▸ **Work instructions**
Scan the data below for the string "from". Copy every line where it appears.

_ _ _ _

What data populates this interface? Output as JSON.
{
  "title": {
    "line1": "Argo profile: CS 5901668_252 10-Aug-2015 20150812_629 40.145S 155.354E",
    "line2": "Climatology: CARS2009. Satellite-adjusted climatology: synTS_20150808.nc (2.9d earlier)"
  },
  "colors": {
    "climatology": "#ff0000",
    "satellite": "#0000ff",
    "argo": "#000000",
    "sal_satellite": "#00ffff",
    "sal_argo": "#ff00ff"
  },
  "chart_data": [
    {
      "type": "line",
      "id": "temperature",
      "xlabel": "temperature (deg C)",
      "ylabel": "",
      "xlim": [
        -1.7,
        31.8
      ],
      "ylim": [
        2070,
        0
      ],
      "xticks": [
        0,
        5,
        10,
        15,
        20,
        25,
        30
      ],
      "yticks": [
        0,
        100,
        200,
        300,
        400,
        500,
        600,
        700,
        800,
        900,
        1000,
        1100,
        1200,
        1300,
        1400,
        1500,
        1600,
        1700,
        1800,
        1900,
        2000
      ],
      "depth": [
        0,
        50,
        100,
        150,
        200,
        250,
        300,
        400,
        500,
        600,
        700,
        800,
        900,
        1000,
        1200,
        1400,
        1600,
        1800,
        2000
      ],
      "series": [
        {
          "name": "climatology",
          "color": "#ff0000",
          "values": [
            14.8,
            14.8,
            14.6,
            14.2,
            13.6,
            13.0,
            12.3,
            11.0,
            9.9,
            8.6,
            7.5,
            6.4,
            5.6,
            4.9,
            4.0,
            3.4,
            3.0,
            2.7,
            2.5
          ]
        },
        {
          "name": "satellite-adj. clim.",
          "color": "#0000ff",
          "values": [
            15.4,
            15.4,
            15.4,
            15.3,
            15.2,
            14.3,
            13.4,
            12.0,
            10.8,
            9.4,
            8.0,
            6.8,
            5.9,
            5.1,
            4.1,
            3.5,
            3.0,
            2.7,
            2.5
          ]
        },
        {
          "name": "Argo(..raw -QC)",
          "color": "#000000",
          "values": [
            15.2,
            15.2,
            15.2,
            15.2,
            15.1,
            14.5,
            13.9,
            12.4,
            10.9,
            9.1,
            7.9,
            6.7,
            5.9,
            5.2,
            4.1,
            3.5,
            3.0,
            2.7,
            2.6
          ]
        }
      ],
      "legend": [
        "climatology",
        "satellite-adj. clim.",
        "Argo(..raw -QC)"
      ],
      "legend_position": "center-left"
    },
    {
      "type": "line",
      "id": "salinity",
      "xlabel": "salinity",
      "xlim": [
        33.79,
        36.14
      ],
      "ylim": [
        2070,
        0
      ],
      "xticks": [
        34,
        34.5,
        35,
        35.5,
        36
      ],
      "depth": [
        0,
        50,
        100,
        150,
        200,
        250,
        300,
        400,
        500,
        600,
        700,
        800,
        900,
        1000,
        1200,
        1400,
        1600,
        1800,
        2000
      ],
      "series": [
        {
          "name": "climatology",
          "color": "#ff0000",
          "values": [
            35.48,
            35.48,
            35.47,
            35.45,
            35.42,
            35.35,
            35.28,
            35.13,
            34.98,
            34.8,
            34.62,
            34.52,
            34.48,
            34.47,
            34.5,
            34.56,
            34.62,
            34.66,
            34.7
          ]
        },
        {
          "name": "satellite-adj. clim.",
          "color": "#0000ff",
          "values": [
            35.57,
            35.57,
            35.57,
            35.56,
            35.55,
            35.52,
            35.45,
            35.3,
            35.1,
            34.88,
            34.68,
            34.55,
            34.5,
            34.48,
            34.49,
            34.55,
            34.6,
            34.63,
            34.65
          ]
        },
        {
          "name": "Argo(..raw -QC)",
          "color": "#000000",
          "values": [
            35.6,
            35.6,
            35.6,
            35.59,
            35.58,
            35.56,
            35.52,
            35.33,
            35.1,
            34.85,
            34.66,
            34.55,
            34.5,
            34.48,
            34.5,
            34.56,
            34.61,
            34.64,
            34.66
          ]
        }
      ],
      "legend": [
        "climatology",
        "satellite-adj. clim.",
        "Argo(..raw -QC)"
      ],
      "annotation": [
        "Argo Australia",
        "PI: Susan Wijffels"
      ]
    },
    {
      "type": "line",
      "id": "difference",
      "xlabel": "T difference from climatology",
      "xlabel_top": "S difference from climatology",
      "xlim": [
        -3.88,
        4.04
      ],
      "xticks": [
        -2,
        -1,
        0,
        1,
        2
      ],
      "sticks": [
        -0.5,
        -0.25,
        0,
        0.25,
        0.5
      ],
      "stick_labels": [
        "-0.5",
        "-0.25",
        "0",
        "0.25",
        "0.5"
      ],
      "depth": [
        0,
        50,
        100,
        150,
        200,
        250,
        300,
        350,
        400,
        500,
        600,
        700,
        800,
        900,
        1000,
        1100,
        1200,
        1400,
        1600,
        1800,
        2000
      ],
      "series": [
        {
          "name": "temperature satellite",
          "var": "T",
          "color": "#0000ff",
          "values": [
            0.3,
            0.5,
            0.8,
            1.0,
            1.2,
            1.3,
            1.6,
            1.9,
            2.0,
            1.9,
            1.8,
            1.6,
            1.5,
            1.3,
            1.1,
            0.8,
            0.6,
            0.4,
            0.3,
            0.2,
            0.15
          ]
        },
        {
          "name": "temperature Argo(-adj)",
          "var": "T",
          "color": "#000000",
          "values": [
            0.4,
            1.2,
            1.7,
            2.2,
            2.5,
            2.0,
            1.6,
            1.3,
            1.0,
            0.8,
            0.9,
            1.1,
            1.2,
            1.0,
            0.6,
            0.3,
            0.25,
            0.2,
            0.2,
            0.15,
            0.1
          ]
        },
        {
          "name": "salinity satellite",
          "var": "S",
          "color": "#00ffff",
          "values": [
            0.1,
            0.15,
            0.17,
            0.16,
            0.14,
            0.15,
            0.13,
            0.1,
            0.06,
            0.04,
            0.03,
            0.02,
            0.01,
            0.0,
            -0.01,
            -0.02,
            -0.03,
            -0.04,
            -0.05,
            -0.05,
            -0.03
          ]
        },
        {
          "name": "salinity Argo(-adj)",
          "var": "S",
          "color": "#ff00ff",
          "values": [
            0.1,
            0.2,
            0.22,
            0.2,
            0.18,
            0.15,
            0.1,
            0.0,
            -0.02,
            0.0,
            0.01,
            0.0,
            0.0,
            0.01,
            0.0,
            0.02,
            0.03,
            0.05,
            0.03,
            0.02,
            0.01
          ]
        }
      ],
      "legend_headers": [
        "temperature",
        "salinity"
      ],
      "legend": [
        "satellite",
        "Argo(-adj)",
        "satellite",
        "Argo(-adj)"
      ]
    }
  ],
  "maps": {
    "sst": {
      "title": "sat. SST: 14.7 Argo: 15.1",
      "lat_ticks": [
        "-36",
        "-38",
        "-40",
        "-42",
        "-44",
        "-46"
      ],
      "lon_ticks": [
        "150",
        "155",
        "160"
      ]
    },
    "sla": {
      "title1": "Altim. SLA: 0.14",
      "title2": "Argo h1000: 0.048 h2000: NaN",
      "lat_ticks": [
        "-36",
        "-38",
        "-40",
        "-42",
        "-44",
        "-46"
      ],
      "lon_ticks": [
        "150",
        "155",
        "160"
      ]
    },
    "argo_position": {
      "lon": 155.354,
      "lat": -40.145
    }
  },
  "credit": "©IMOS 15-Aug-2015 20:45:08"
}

_ _ _ _

▸ **Result**
      "xlabel": "T difference from climatology",
      "xlabel_top": "S difference from climatology",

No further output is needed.